— Start of Recorded information —

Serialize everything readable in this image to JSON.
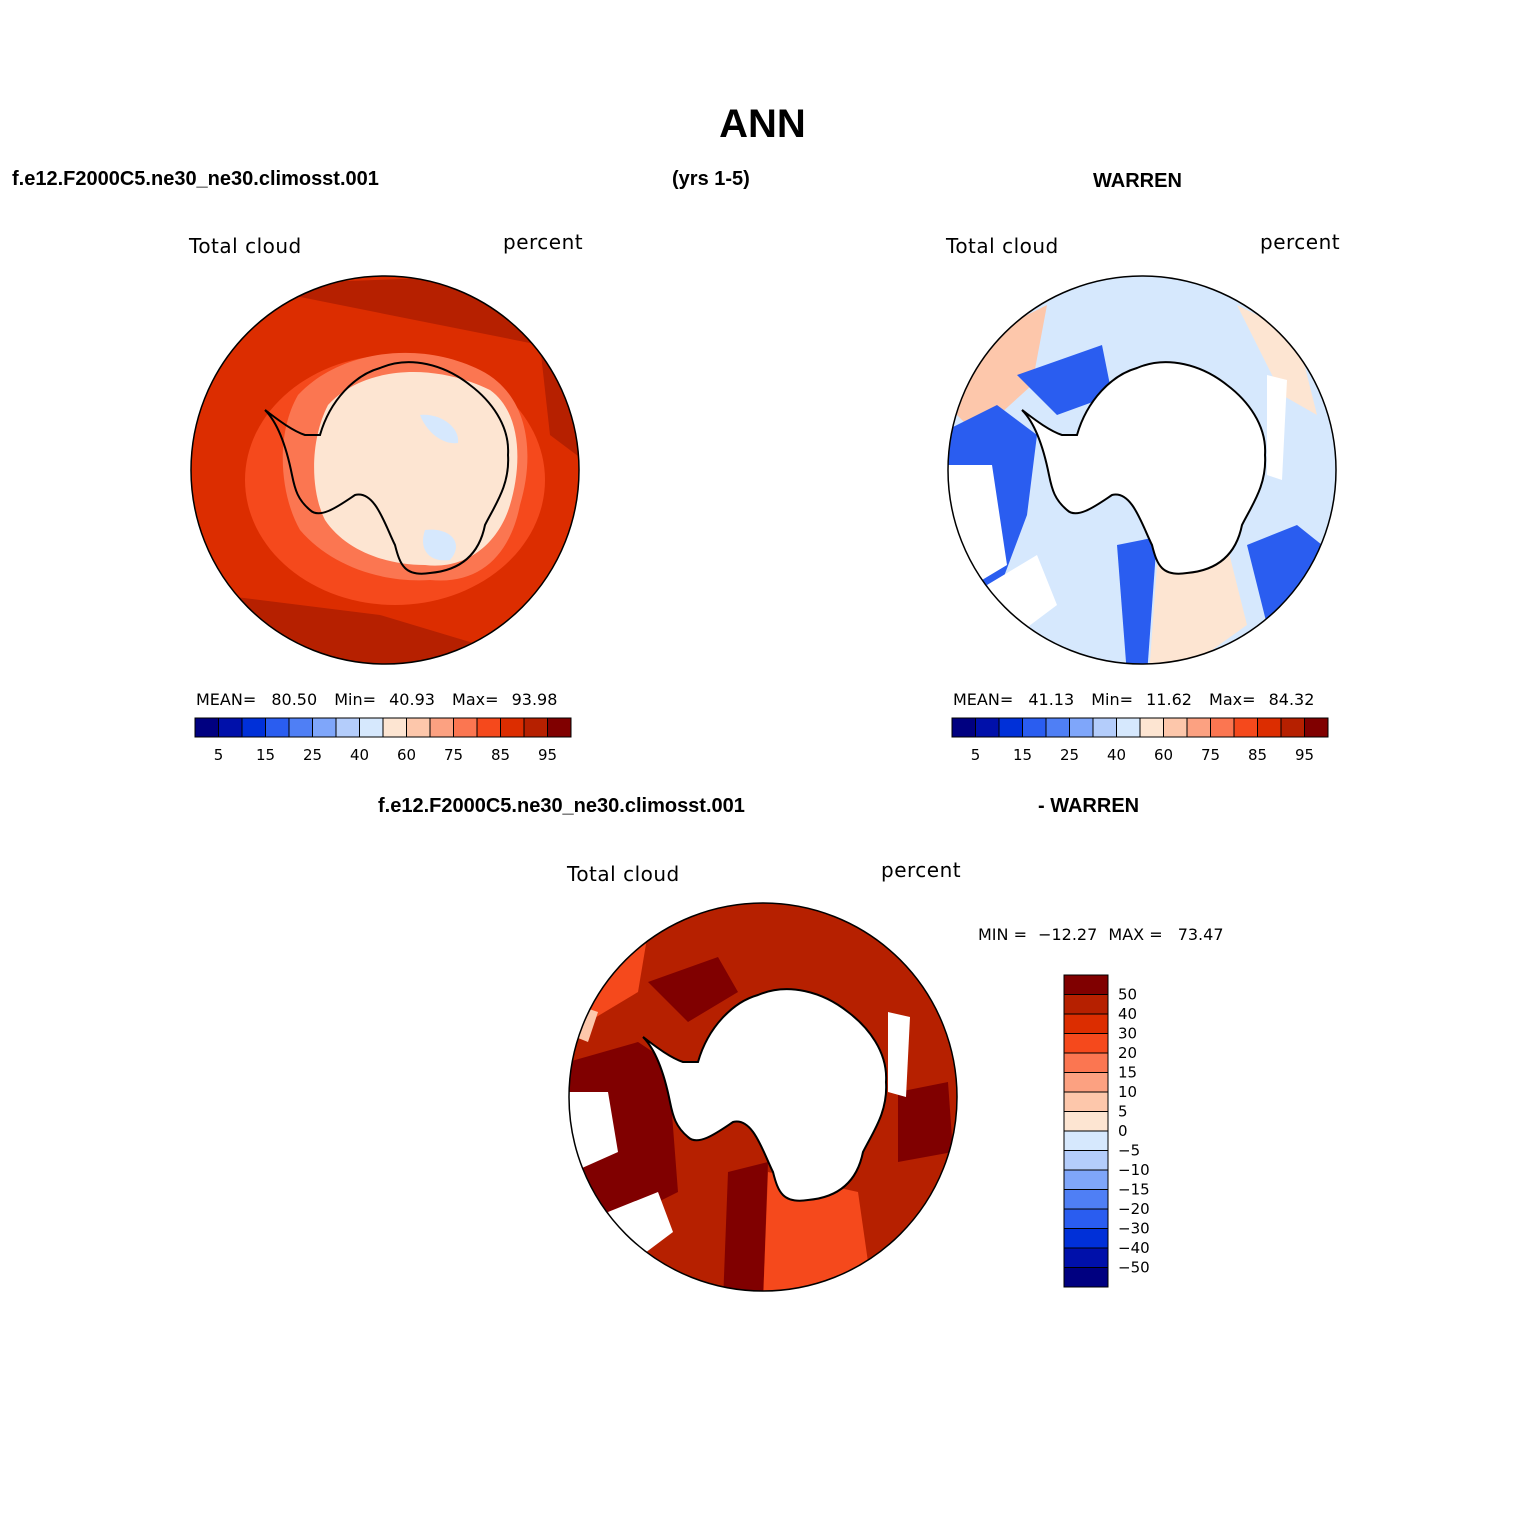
{
  "title": "ANN",
  "header": {
    "case_name": "f.e12.F2000C5.ne30_ne30.climosst.001",
    "years": "(yrs 1-5)",
    "obs_name": "WARREN",
    "diff_left": "f.e12.F2000C5.ne30_ne30.climosst.001",
    "diff_right": "- WARREN"
  },
  "chart_data": [
    {
      "type": "heatmap",
      "projection": "south-polar-stereographic",
      "variable": "Total cloud",
      "units": "percent",
      "stats": {
        "mean_label": "MEAN=",
        "mean": "80.50",
        "min_label": "Min=",
        "min": "40.93",
        "max_label": "Max=",
        "max": "93.98"
      },
      "legend": {
        "placement": "bottom",
        "colors": [
          "#000080",
          "#0010aa",
          "#0030d8",
          "#2a5df0",
          "#4f7ff5",
          "#7fa6fa",
          "#b4cdfb",
          "#d6e8fd",
          "#fde5d2",
          "#fdc7ab",
          "#fca181",
          "#fb7651",
          "#f5491c",
          "#dc2d00",
          "#b62000",
          "#800000"
        ],
        "tick_labels": [
          "5",
          "15",
          "25",
          "40",
          "60",
          "75",
          "85",
          "95"
        ]
      },
      "field_summary": {
        "ocean_outer": 90,
        "ocean_inner": 85,
        "coast_ring": 75,
        "continent": 55,
        "interior_min": 41
      }
    },
    {
      "type": "heatmap",
      "projection": "south-polar-stereographic",
      "variable": "Total cloud",
      "units": "percent",
      "stats": {
        "mean_label": "MEAN=",
        "mean": "41.13",
        "min_label": "Min=",
        "min": "11.62",
        "max_label": "Max=",
        "max": "84.32"
      },
      "legend": {
        "placement": "bottom",
        "colors": [
          "#000080",
          "#0010aa",
          "#0030d8",
          "#2a5df0",
          "#4f7ff5",
          "#7fa6fa",
          "#b4cdfb",
          "#d6e8fd",
          "#fde5d2",
          "#fdc7ab",
          "#fca181",
          "#fb7651",
          "#f5491c",
          "#dc2d00",
          "#b62000",
          "#800000"
        ],
        "tick_labels": [
          "5",
          "15",
          "25",
          "40",
          "60",
          "75",
          "85",
          "95"
        ]
      },
      "field_summary": {
        "dominant_ocean": 45,
        "low_sectors": 25,
        "high_sectors": 62,
        "missing_sectors": "no data"
      }
    },
    {
      "type": "heatmap",
      "projection": "south-polar-stereographic",
      "variable": "Total cloud",
      "units": "percent",
      "stats": {
        "min_label": "MIN =",
        "min": "−12.27",
        "max_label": "MAX =",
        "max": "73.47"
      },
      "legend": {
        "placement": "right",
        "colors": [
          "#800000",
          "#b62000",
          "#dc2d00",
          "#f5491c",
          "#fb7651",
          "#fca181",
          "#fdc7ab",
          "#fde5d2",
          "#d6e8fd",
          "#b4cdfb",
          "#7fa6fa",
          "#4f7ff5",
          "#2a5df0",
          "#0030d8",
          "#0010aa",
          "#000080"
        ],
        "tick_labels": [
          "50",
          "40",
          "30",
          "20",
          "15",
          "10",
          "5",
          "0",
          "−5",
          "−10",
          "−15",
          "−20",
          "−30",
          "−40",
          "−50"
        ]
      },
      "field_summary": {
        "dominant_difference": 45,
        "high_sectors": 55,
        "coastal": 30
      }
    }
  ]
}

— End of Recorded information —

What you need to do: Without including any picture, repeat the data exactly.

Complete answer:
Serialize everything readable in this image to JSON.
{
  "title": "ANN",
  "header": {
    "case_name": "f.e12.F2000C5.ne30_ne30.climosst.001",
    "years": "(yrs 1-5)",
    "obs_name": "WARREN",
    "diff_left": "f.e12.F2000C5.ne30_ne30.climosst.001",
    "diff_right": "- WARREN"
  },
  "chart_data": [
    {
      "type": "heatmap",
      "projection": "south-polar-stereographic",
      "variable": "Total cloud",
      "units": "percent",
      "stats": {
        "mean_label": "MEAN=",
        "mean": "80.50",
        "min_label": "Min=",
        "min": "40.93",
        "max_label": "Max=",
        "max": "93.98"
      },
      "legend": {
        "placement": "bottom",
        "colors": [
          "#000080",
          "#0010aa",
          "#0030d8",
          "#2a5df0",
          "#4f7ff5",
          "#7fa6fa",
          "#b4cdfb",
          "#d6e8fd",
          "#fde5d2",
          "#fdc7ab",
          "#fca181",
          "#fb7651",
          "#f5491c",
          "#dc2d00",
          "#b62000",
          "#800000"
        ],
        "tick_labels": [
          "5",
          "15",
          "25",
          "40",
          "60",
          "75",
          "85",
          "95"
        ]
      },
      "field_summary": {
        "ocean_outer": 90,
        "ocean_inner": 85,
        "coast_ring": 75,
        "continent": 55,
        "interior_min": 41
      }
    },
    {
      "type": "heatmap",
      "projection": "south-polar-stereographic",
      "variable": "Total cloud",
      "units": "percent",
      "stats": {
        "mean_label": "MEAN=",
        "mean": "41.13",
        "min_label": "Min=",
        "min": "11.62",
        "max_label": "Max=",
        "max": "84.32"
      },
      "legend": {
        "placement": "bottom",
        "colors": [
          "#000080",
          "#0010aa",
          "#0030d8",
          "#2a5df0",
          "#4f7ff5",
          "#7fa6fa",
          "#b4cdfb",
          "#d6e8fd",
          "#fde5d2",
          "#fdc7ab",
          "#fca181",
          "#fb7651",
          "#f5491c",
          "#dc2d00",
          "#b62000",
          "#800000"
        ],
        "tick_labels": [
          "5",
          "15",
          "25",
          "40",
          "60",
          "75",
          "85",
          "95"
        ]
      },
      "field_summary": {
        "dominant_ocean": 45,
        "low_sectors": 25,
        "high_sectors": 62,
        "missing_sectors": "no data"
      }
    },
    {
      "type": "heatmap",
      "projection": "south-polar-stereographic",
      "variable": "Total cloud",
      "units": "percent",
      "stats": {
        "min_label": "MIN =",
        "min": "−12.27",
        "max_label": "MAX =",
        "max": "73.47"
      },
      "legend": {
        "placement": "right",
        "colors": [
          "#800000",
          "#b62000",
          "#dc2d00",
          "#f5491c",
          "#fb7651",
          "#fca181",
          "#fdc7ab",
          "#fde5d2",
          "#d6e8fd",
          "#b4cdfb",
          "#7fa6fa",
          "#4f7ff5",
          "#2a5df0",
          "#0030d8",
          "#0010aa",
          "#000080"
        ],
        "tick_labels": [
          "50",
          "40",
          "30",
          "20",
          "15",
          "10",
          "5",
          "0",
          "−5",
          "−10",
          "−15",
          "−20",
          "−30",
          "−40",
          "−50"
        ]
      },
      "field_summary": {
        "dominant_difference": 45,
        "high_sectors": 55,
        "coastal": 30
      }
    }
  ]
}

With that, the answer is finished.